REQUIRED TASK: Output the records exactly as they appear, with no pictures included.

+++++

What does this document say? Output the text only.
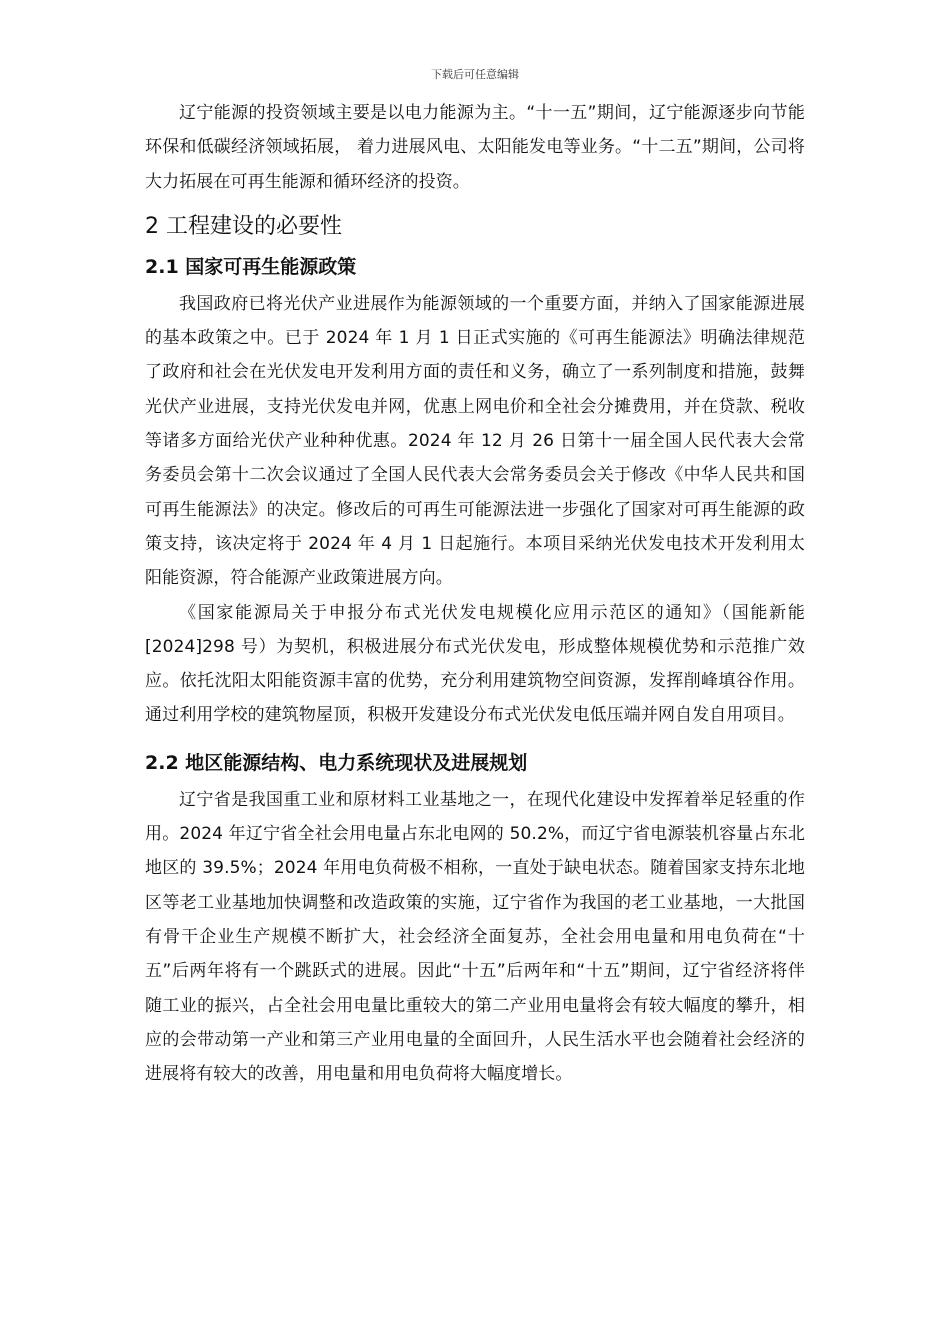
下载后可任意编辑

辽宁能源的投资领域主要是以电力能源为主。“十一五”期间，辽宁能源逐步向节能环保和低碳经济领域拓展， 着力进展风电、太阳能发电等业务。“十二五”期间，公司将大力拓展在可再生能源和循环经济的投资。

2 工程建设的必要性
2.1 国家可再生能源政策

我国政府已将光伏产业进展作为能源领域的一个重要方面，并纳入了国家能源进展的基本政策之中。已于 2024 年 1 月 1 日正式实施的《可再生能源法》明确法律规范了政府和社会在光伏发电开发利用方面的责任和义务，确立了一系列制度和措施，鼓舞光伏产业进展，支持光伏发电并网，优惠上网电价和全社会分摊费用，并在贷款、税收等诸多方面给光伏产业种种优惠。2024 年 12 月 26 日第十一届全国人民代表大会常务委员会第十二次会议通过了全国人民代表大会常务委员会关于修改《中华人民共和国可再生能源法》的决定。修改后的可再生可能源法进一步强化了国家对可再生能源的政策支持，该决定将于 2024 年 4 月 1 日起施行。本项目采纳光伏发电技术开发利用太阳能资源，符合能源产业政策进展方向。

《国家能源局关于申报分布式光伏发电规模化应用示范区的通知》（国能新能[2024]298 号）为契机，积极进展分布式光伏发电，形成整体规模优势和示范推广效应。依托沈阳太阳能资源丰富的优势，充分利用建筑物空间资源，发挥削峰填谷作用。通过利用学校的建筑物屋顶，积极开发建设分布式光伏发电低压端并网自发自用项目。

2.2 地区能源结构、电力系统现状及进展规划

辽宁省是我国重工业和原材料工业基地之一，在现代化建设中发挥着举足轻重的作用。2024 年辽宁省全社会用电量占东北电网的 50.2%，而辽宁省电源装机容量占东北地区的 39.5%；2024 年用电负荷极不相称，一直处于缺电状态。随着国家支持东北地区等老工业基地加快调整和改造政策的实施，辽宁省作为我国的老工业基地，一大批国有骨干企业生产规模不断扩大，社会经济全面复苏，全社会用电量和用电负荷在“十五”后两年将有一个跳跃式的进展。因此“十五”后两年和“十五”期间，辽宁省经济将伴随工业的振兴，占全社会用电量比重较大的第二产业用电量将会有较大幅度的攀升，相应的会带动第一产业和第三产业用电量的全面回升，人民生活水平也会随着社会经济的进展将有较大的改善，用电量和用电负荷将大幅度增长。
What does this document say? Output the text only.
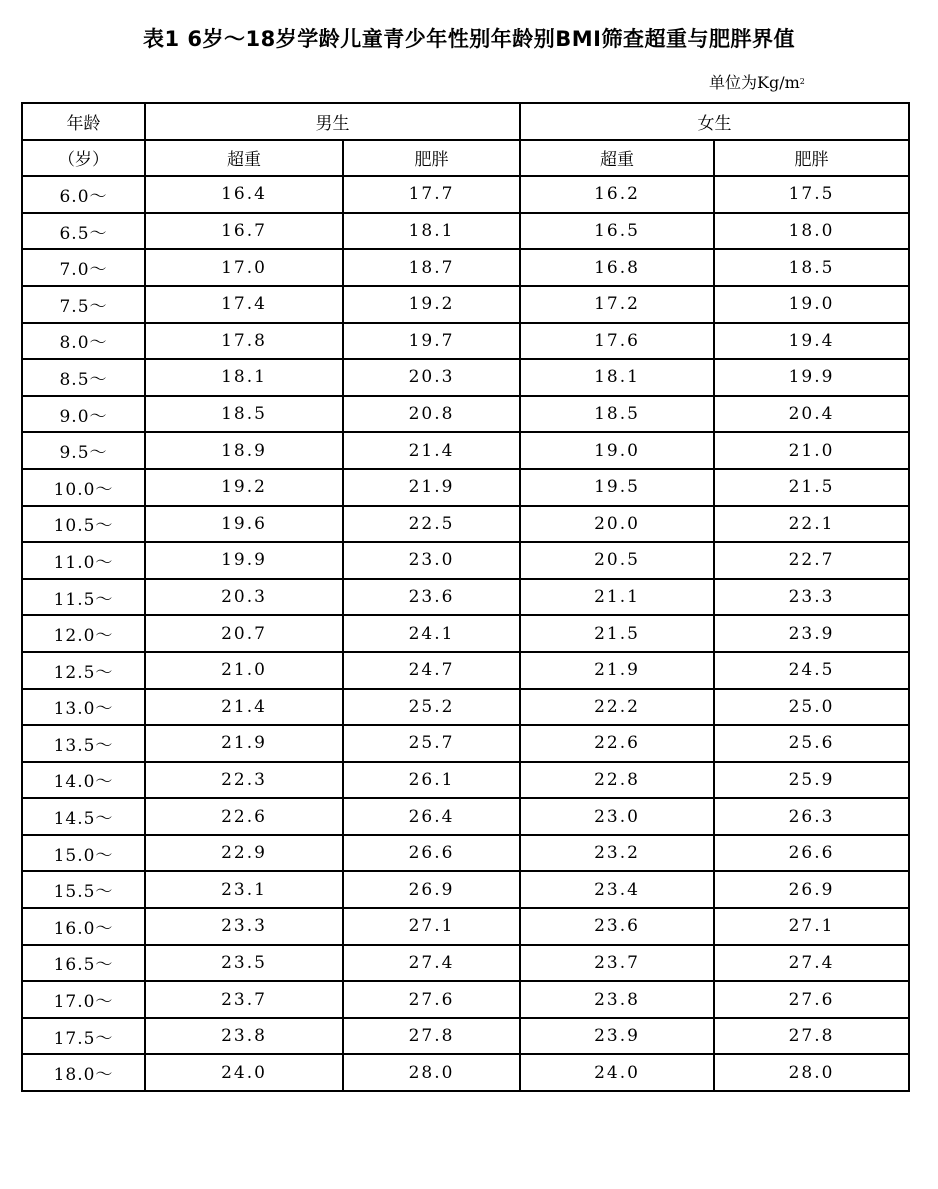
表1 6岁～18岁学龄儿童青少年性别年龄别BMI筛查超重与肥胖界值
单位为$Kg/m^2$
年龄	男生		女生	
（岁）	超重	肥胖	超重	肥胖
6.0～	16.4	17.7	16.2	17.5
6.5～	16.7	18.1	16.5	18.0
7.0～	17.0	18.7	16.8	18.5
7.5～	17.4	19.2	17.2	19.0
8.0～	17.8	19.7	17.6	19.4
8.5～	18.1	20.3	18.1	19.9
9.0～	18.5	20.8	18.5	20.4
9.5～	18.9	21.4	19.0	21.0
10.0～	19.2	21.9	19.5	21.5
10.5～	19.6	22.5	20.0	22.1
11.0～	19.9	23.0	20.5	22.7
11.5～	20.3	23.6	21.1	23.3
12.0～	20.7	24.1	21.5	23.9
12.5～	21.0	24.7	21.9	24.5
13.0～	21.4	25.2	22.2	25.0
13.5～	21.9	25.7	22.6	25.6
14.0～	22.3	26.1	22.8	25.9
14.5～	22.6	26.4	23.0	26.3
15.0～	22.9	26.6	23.2	26.6
15.5～	23.1	26.9	23.4	26.9
16.0～	23.3	27.1	23.6	27.1
16.5～	23.5	27.4	23.7	27.4
17.0～	23.7	27.6	23.8	27.6
17.5～	23.8	27.8	23.9	27.8
18.0～	24.0	28.0	24.0	28.0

+++++

EXERCISE ANSWER:
What does this document say? Output the text only.
下载后可任意编辑

辽宁能源的投资领域主要是以电力能源为主。“十一五”期间，辽宁能源逐步向节能环保和低碳经济领域拓展， 着力进展风电、太阳能发电等业务。“十二五”期间，公司将大力拓展在可再生能源和循环经济的投资。

2 工程建设的必要性
2.1 国家可再生能源政策

我国政府已将光伏产业进展作为能源领域的一个重要方面，并纳入了国家能源进展的基本政策之中。已于 2024 年 1 月 1 日正式实施的《可再生能源法》明确法律规范了政府和社会在光伏发电开发利用方面的责任和义务，确立了一系列制度和措施，鼓舞光伏产业进展，支持光伏发电并网，优惠上网电价和全社会分摊费用，并在贷款、税收等诸多方面给光伏产业种种优惠。2024 年 12 月 26 日第十一届全国人民代表大会常务委员会第十二次会议通过了全国人民代表大会常务委员会关于修改《中华人民共和国可再生能源法》的决定。修改后的可再生可能源法进一步强化了国家对可再生能源的政策支持，该决定将于 2024 年 4 月 1 日起施行。本项目采纳光伏发电技术开发利用太阳能资源，符合能源产业政策进展方向。

《国家能源局关于申报分布式光伏发电规模化应用示范区的通知》（国能新能[2024]298 号）为契机，积极进展分布式光伏发电，形成整体规模优势和示范推广效应。依托沈阳太阳能资源丰富的优势，充分利用建筑物空间资源，发挥削峰填谷作用。通过利用学校的建筑物屋顶，积极开发建设分布式光伏发电低压端并网自发自用项目。

2.2 地区能源结构、电力系统现状及进展规划

辽宁省是我国重工业和原材料工业基地之一，在现代化建设中发挥着举足轻重的作用。2024 年辽宁省全社会用电量占东北电网的 50.2%，而辽宁省电源装机容量占东北地区的 39.5%；2024 年用电负荷极不相称，一直处于缺电状态。随着国家支持东北地区等老工业基地加快调整和改造政策的实施，辽宁省作为我国的老工业基地，一大批国有骨干企业生产规模不断扩大，社会经济全面复苏，全社会用电量和用电负荷在“十五”后两年将有一个跳跃式的进展。因此“十五”后两年和“十五”期间，辽宁省经济将伴随工业的振兴，占全社会用电量比重较大的第二产业用电量将会有较大幅度的攀升，相应的会带动第一产业和第三产业用电量的全面回升，人民生活水平也会随着社会经济的进展将有较大的改善，用电量和用电负荷将大幅度增长。
What does this document say? Output the text only.
表1 6岁～18岁学龄儿童青少年性别年龄别BMI筛查超重与肥胖界值
单位为$Kg/m^2$
年龄	男生		女生	
（岁）	超重	肥胖	超重	肥胖
6.0～	16.4	17.7	16.2	17.5
6.5～	16.7	18.1	16.5	18.0
7.0～	17.0	18.7	16.8	18.5
7.5～	17.4	19.2	17.2	19.0
8.0～	17.8	19.7	17.6	19.4
8.5～	18.1	20.3	18.1	19.9
9.0～	18.5	20.8	18.5	20.4
9.5～	18.9	21.4	19.0	21.0
10.0～	19.2	21.9	19.5	21.5
10.5～	19.6	22.5	20.0	22.1
11.0～	19.9	23.0	20.5	22.7
11.5～	20.3	23.6	21.1	23.3
12.0～	20.7	24.1	21.5	23.9
12.5～	21.0	24.7	21.9	24.5
13.0～	21.4	25.2	22.2	25.0
13.5～	21.9	25.7	22.6	25.6
14.0～	22.3	26.1	22.8	25.9
14.5～	22.6	26.4	23.0	26.3
15.0～	22.9	26.6	23.2	26.6
15.5～	23.1	26.9	23.4	26.9
16.0～	23.3	27.1	23.6	27.1
16.5～	23.5	27.4	23.7	27.4
17.0～	23.7	27.6	23.8	27.6
17.5～	23.8	27.8	23.9	27.8
18.0～	24.0	28.0	24.0	28.0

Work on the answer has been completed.